_Problem details_.
Copy each line of the data below exactly, leaving out pictures.
** begin **
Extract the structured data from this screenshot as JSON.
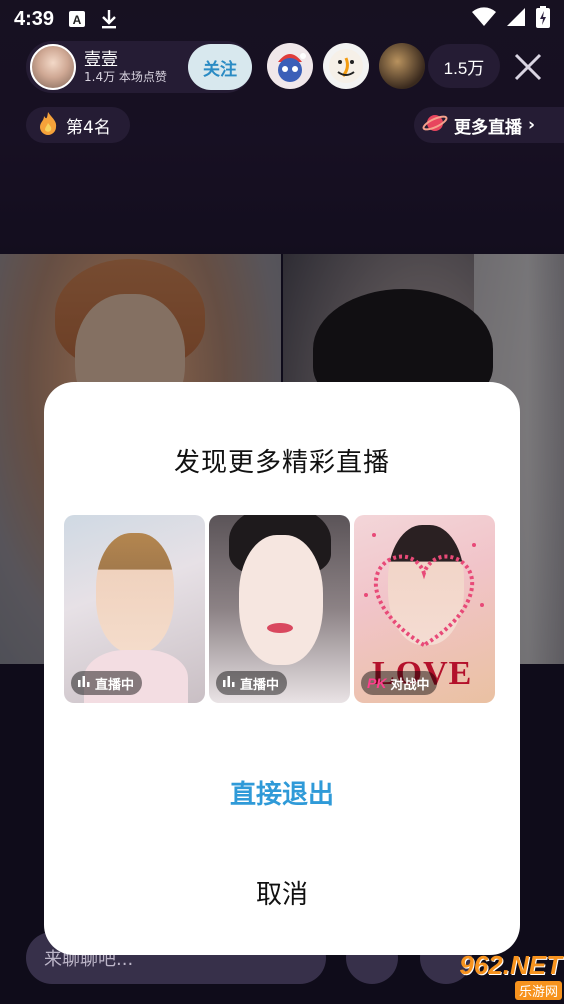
{
  "status_bar": {
    "time": "4:39",
    "icons": [
      "font-a-icon",
      "download-icon",
      "wifi-icon",
      "signal-icon",
      "battery-charging-icon"
    ]
  },
  "host": {
    "name": "壹壹",
    "stats": "1.4万 本场点赞",
    "follow_label": "关注"
  },
  "viewers": {
    "count": "1.5万",
    "avatar_icons": [
      "robot-santa-avatar",
      "smiley-face-avatar",
      "dark-photo-avatar"
    ]
  },
  "rank": {
    "label": "第4名",
    "icon": "fire-icon"
  },
  "more_live": {
    "label": "更多直播",
    "icon": "planet-icon",
    "chevron": "›"
  },
  "chat": {
    "placeholder": "来聊聊吧..."
  },
  "modal": {
    "title": "发现更多精彩直播",
    "cards": [
      {
        "badge": "直播中",
        "badge_icon": "bar-chart-icon"
      },
      {
        "badge": "直播中",
        "badge_icon": "bar-chart-icon"
      },
      {
        "badge": "对战中",
        "badge_icon": "pk-icon",
        "pk_label": "PK",
        "overlay_text": "LOVE"
      }
    ],
    "exit_label": "直接退出",
    "cancel_label": "取消"
  },
  "watermark": {
    "top": "962.NET",
    "bottom": "乐游网"
  },
  "colors": {
    "accent_blue": "#2f9ad8",
    "follow_bg": "#d8e8ee",
    "modal_bg": "#ffffff",
    "watermark_orange": "#f7931e"
  }
}
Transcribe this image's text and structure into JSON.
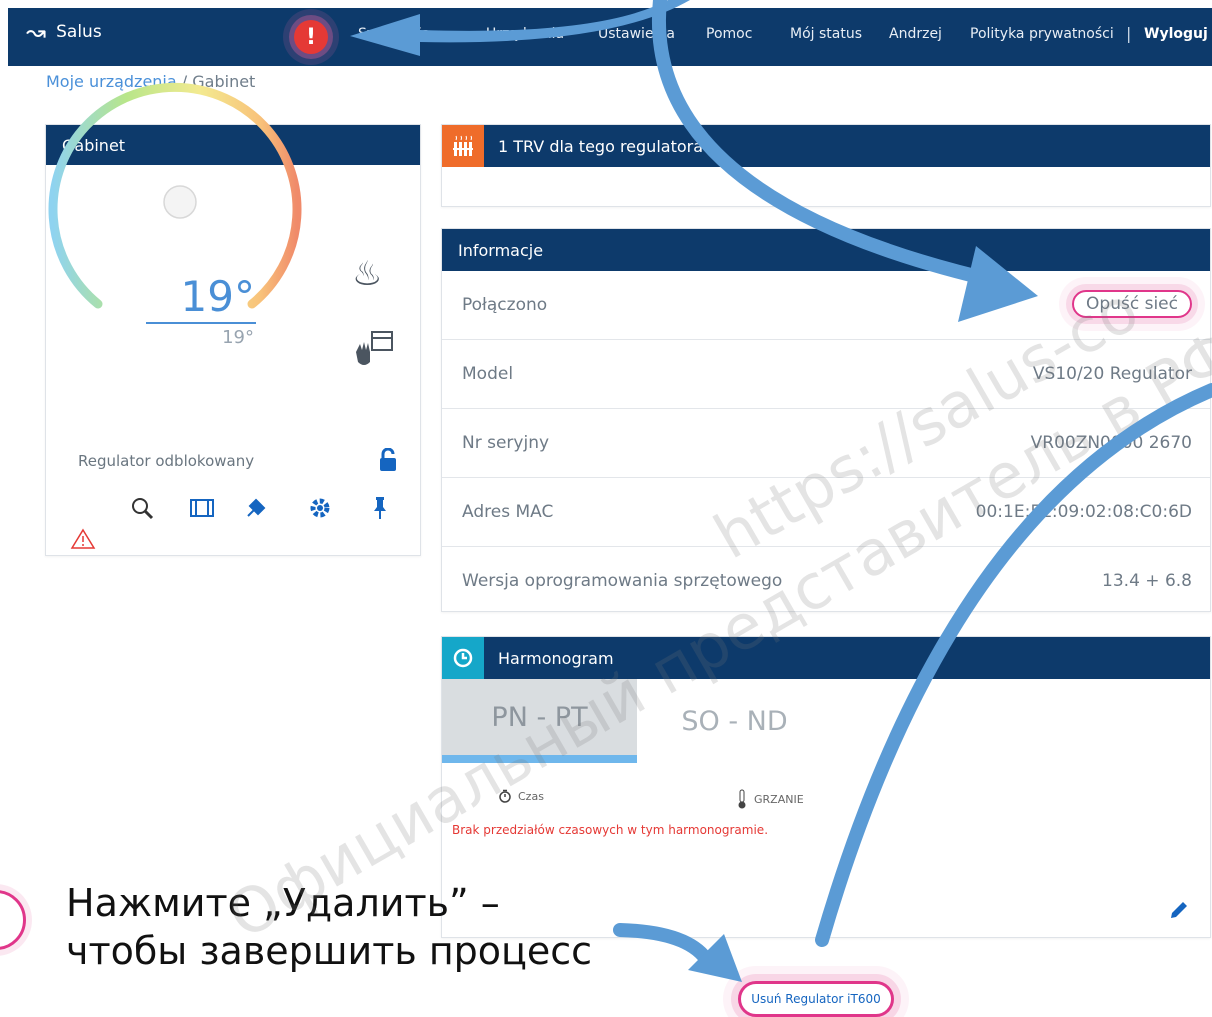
{
  "topbar": {
    "brand": "Salus",
    "nav": [
      "Symulacja",
      "Urządzenia",
      "Ustawienia",
      "Pomoc",
      "Mój status",
      "Andrzej",
      "Polityka prywatności",
      "|",
      "Wyloguj"
    ]
  },
  "breadcrumb": {
    "root": "Moje urządzenia",
    "separator": "/",
    "current": "Gabinet"
  },
  "thermostat": {
    "title": "Gabinet",
    "current_temp": "19°",
    "set_temp": "19°",
    "status": "Regulator odblokowany"
  },
  "trv": {
    "title": "1 TRV dla tego regulatora"
  },
  "info": {
    "title": "Informacje",
    "rows": [
      {
        "label": "Połączono",
        "value": "Opuść sieć"
      },
      {
        "label": "Model",
        "value": "VS10/20 Regulator"
      },
      {
        "label": "Nr seryjny",
        "value": "VR00ZN0000 2670"
      },
      {
        "label": "Adres MAC",
        "value": "00:1E:5E:09:02:08:C0:6D"
      },
      {
        "label": "Wersja oprogramowania sprzętowego",
        "value": "13.4 + 6.8"
      }
    ]
  },
  "schedule": {
    "title": "Harmonogram",
    "tabs": [
      "PN - PT",
      "SO - ND"
    ],
    "col_time": "Czas",
    "col_heat": "GRZANIE",
    "empty_message": "Brak przedziałów czasowych w tym harmonogramie."
  },
  "remove_button": "Usuń Regulator iT600",
  "instruction": {
    "line1": "Нажмите „Удалить” –",
    "line2": "чтобы завершить процесс"
  },
  "watermarks": [
    "https://salus-co",
    "Официальный представитель в РФ"
  ],
  "colors": {
    "header": "#0d3a6b",
    "accent": "#1565c0",
    "highlight": "#e0368a",
    "arrow": "#5b9bd5",
    "error": "#e53935"
  }
}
** end **
_Task solution_.
Extract the structured data from this screenshot as JSON.
{
  "status_bar": {
    "time": "4:39",
    "icons": [
      "font-a-icon",
      "download-icon",
      "wifi-icon",
      "signal-icon",
      "battery-charging-icon"
    ]
  },
  "host": {
    "name": "壹壹",
    "stats": "1.4万 本场点赞",
    "follow_label": "关注"
  },
  "viewers": {
    "count": "1.5万",
    "avatar_icons": [
      "robot-santa-avatar",
      "smiley-face-avatar",
      "dark-photo-avatar"
    ]
  },
  "rank": {
    "label": "第4名",
    "icon": "fire-icon"
  },
  "more_live": {
    "label": "更多直播",
    "icon": "planet-icon",
    "chevron": "›"
  },
  "chat": {
    "placeholder": "来聊聊吧..."
  },
  "modal": {
    "title": "发现更多精彩直播",
    "cards": [
      {
        "badge": "直播中",
        "badge_icon": "bar-chart-icon"
      },
      {
        "badge": "直播中",
        "badge_icon": "bar-chart-icon"
      },
      {
        "badge": "对战中",
        "badge_icon": "pk-icon",
        "pk_label": "PK",
        "overlay_text": "LOVE"
      }
    ],
    "exit_label": "直接退出",
    "cancel_label": "取消"
  },
  "watermark": {
    "top": "962.NET",
    "bottom": "乐游网"
  },
  "colors": {
    "accent_blue": "#2f9ad8",
    "follow_bg": "#d8e8ee",
    "modal_bg": "#ffffff",
    "watermark_orange": "#f7931e"
  }
}
Transcribe this image's text and structure into JSON.
{
  "topbar": {
    "brand": "Salus",
    "nav": [
      "Symulacja",
      "Urządzenia",
      "Ustawienia",
      "Pomoc",
      "Mój status",
      "Andrzej",
      "Polityka prywatności",
      "|",
      "Wyloguj"
    ]
  },
  "breadcrumb": {
    "root": "Moje urządzenia",
    "separator": "/",
    "current": "Gabinet"
  },
  "thermostat": {
    "title": "Gabinet",
    "current_temp": "19°",
    "set_temp": "19°",
    "status": "Regulator odblokowany"
  },
  "trv": {
    "title": "1 TRV dla tego regulatora"
  },
  "info": {
    "title": "Informacje",
    "rows": [
      {
        "label": "Połączono",
        "value": "Opuść sieć"
      },
      {
        "label": "Model",
        "value": "VS10/20 Regulator"
      },
      {
        "label": "Nr seryjny",
        "value": "VR00ZN0000 2670"
      },
      {
        "label": "Adres MAC",
        "value": "00:1E:5E:09:02:08:C0:6D"
      },
      {
        "label": "Wersja oprogramowania sprzętowego",
        "value": "13.4 + 6.8"
      }
    ]
  },
  "schedule": {
    "title": "Harmonogram",
    "tabs": [
      "PN - PT",
      "SO - ND"
    ],
    "col_time": "Czas",
    "col_heat": "GRZANIE",
    "empty_message": "Brak przedziałów czasowych w tym harmonogramie."
  },
  "remove_button": "Usuń Regulator iT600",
  "instruction": {
    "line1": "Нажмите „Удалить” –",
    "line2": "чтобы завершить процесс"
  },
  "watermarks": [
    "https://salus-co",
    "Официальный представитель в РФ"
  ],
  "colors": {
    "header": "#0d3a6b",
    "accent": "#1565c0",
    "highlight": "#e0368a",
    "arrow": "#5b9bd5",
    "error": "#e53935"
  }
}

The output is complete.